**Exercise brief:**
Reply only with how many lines of the listing below hold the word "blifvit".

**Records to process:**
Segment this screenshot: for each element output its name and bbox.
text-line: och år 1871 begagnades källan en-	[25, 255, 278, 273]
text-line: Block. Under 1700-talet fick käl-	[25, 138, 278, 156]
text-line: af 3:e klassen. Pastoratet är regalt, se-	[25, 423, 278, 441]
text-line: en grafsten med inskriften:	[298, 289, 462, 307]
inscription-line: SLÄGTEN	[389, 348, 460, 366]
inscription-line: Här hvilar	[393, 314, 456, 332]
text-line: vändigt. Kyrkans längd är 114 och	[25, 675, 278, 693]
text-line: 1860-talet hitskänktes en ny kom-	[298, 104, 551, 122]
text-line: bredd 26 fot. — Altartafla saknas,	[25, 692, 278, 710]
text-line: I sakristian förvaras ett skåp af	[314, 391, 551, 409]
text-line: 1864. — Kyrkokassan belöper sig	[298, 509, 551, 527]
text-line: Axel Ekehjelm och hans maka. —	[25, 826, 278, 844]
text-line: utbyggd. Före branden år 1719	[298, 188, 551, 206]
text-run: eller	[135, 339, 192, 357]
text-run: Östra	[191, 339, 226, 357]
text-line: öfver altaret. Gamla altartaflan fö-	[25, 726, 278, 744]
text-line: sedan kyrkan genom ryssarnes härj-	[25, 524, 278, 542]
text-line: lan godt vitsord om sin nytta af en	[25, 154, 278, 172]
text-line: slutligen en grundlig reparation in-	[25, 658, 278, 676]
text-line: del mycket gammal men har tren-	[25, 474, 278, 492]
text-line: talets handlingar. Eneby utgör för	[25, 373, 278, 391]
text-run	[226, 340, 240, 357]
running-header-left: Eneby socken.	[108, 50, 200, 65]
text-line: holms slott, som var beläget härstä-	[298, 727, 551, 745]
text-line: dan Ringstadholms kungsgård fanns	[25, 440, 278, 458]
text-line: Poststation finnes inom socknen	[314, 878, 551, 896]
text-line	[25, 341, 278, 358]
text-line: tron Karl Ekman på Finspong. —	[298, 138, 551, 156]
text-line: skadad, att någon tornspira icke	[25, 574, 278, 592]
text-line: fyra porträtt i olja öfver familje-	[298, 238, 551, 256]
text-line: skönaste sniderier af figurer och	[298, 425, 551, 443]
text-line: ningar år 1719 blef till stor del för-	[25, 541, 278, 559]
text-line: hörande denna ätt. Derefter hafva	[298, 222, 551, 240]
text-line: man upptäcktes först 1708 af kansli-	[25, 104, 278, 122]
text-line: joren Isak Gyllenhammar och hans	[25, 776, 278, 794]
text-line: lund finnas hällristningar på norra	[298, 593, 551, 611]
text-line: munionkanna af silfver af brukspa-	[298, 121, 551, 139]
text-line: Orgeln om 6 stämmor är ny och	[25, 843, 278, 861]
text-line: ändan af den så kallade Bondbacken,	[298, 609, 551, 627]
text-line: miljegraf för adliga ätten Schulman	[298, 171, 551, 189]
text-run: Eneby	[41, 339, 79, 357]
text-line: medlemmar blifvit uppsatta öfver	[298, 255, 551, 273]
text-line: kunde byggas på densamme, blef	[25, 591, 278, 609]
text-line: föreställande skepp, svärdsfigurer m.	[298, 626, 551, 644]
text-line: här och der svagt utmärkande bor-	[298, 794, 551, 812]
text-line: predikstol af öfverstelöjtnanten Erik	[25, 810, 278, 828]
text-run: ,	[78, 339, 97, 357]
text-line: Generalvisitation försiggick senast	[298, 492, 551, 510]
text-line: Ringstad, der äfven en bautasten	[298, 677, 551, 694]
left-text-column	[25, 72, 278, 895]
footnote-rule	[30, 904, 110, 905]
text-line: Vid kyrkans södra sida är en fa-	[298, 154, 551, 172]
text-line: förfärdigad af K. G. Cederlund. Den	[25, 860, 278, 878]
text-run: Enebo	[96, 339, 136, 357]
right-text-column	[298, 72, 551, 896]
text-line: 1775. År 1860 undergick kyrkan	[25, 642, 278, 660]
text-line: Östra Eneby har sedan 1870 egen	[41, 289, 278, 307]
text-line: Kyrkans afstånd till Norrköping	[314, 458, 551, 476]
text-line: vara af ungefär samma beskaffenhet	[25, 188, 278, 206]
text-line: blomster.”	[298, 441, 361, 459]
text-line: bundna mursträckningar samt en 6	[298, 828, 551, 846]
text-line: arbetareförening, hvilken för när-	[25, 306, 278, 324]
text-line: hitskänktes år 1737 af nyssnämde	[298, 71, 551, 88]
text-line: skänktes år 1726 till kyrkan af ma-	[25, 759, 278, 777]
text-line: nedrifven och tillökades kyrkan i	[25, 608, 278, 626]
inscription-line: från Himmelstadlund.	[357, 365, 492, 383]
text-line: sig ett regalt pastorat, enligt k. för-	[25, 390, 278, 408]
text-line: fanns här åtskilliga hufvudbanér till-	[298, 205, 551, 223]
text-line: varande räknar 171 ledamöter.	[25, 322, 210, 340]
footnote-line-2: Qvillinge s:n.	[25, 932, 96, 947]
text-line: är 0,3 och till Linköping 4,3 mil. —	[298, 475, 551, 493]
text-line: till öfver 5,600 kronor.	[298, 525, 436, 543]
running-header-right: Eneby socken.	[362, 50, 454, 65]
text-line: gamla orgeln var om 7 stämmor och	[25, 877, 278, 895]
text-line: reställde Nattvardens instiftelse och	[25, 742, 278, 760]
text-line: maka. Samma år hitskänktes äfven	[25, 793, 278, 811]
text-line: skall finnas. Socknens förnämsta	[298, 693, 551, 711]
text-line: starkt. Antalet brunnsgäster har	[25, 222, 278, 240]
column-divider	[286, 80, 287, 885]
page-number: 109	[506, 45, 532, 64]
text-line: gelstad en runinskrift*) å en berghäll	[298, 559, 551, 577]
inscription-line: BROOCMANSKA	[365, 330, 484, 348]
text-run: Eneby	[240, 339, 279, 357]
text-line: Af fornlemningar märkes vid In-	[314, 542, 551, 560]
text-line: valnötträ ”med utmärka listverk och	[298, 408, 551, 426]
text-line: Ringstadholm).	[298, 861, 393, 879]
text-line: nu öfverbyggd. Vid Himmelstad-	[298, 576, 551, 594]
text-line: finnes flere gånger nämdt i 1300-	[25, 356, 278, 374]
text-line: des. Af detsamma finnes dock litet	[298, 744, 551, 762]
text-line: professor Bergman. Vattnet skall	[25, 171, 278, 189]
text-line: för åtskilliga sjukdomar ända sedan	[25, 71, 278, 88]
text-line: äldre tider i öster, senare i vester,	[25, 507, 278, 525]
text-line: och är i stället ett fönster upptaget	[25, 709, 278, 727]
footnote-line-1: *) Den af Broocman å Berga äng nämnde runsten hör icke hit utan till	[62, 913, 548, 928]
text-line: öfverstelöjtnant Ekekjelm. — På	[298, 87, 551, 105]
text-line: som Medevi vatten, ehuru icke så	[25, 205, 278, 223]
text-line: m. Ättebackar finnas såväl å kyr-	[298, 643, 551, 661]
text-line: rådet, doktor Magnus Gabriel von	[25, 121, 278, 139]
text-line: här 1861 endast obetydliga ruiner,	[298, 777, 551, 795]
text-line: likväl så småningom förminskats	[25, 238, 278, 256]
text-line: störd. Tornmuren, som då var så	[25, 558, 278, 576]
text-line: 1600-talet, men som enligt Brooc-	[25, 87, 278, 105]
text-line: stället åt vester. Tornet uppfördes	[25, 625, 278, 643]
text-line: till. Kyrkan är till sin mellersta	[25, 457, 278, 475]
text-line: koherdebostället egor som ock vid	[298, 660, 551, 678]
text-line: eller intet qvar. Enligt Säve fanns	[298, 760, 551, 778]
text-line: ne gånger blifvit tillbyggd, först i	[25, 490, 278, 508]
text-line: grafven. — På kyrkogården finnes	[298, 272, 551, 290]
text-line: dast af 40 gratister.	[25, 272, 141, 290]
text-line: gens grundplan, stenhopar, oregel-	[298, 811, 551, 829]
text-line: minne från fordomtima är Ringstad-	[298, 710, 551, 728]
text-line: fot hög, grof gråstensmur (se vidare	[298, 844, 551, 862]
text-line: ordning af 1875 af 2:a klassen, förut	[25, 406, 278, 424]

**Result of this task:**
2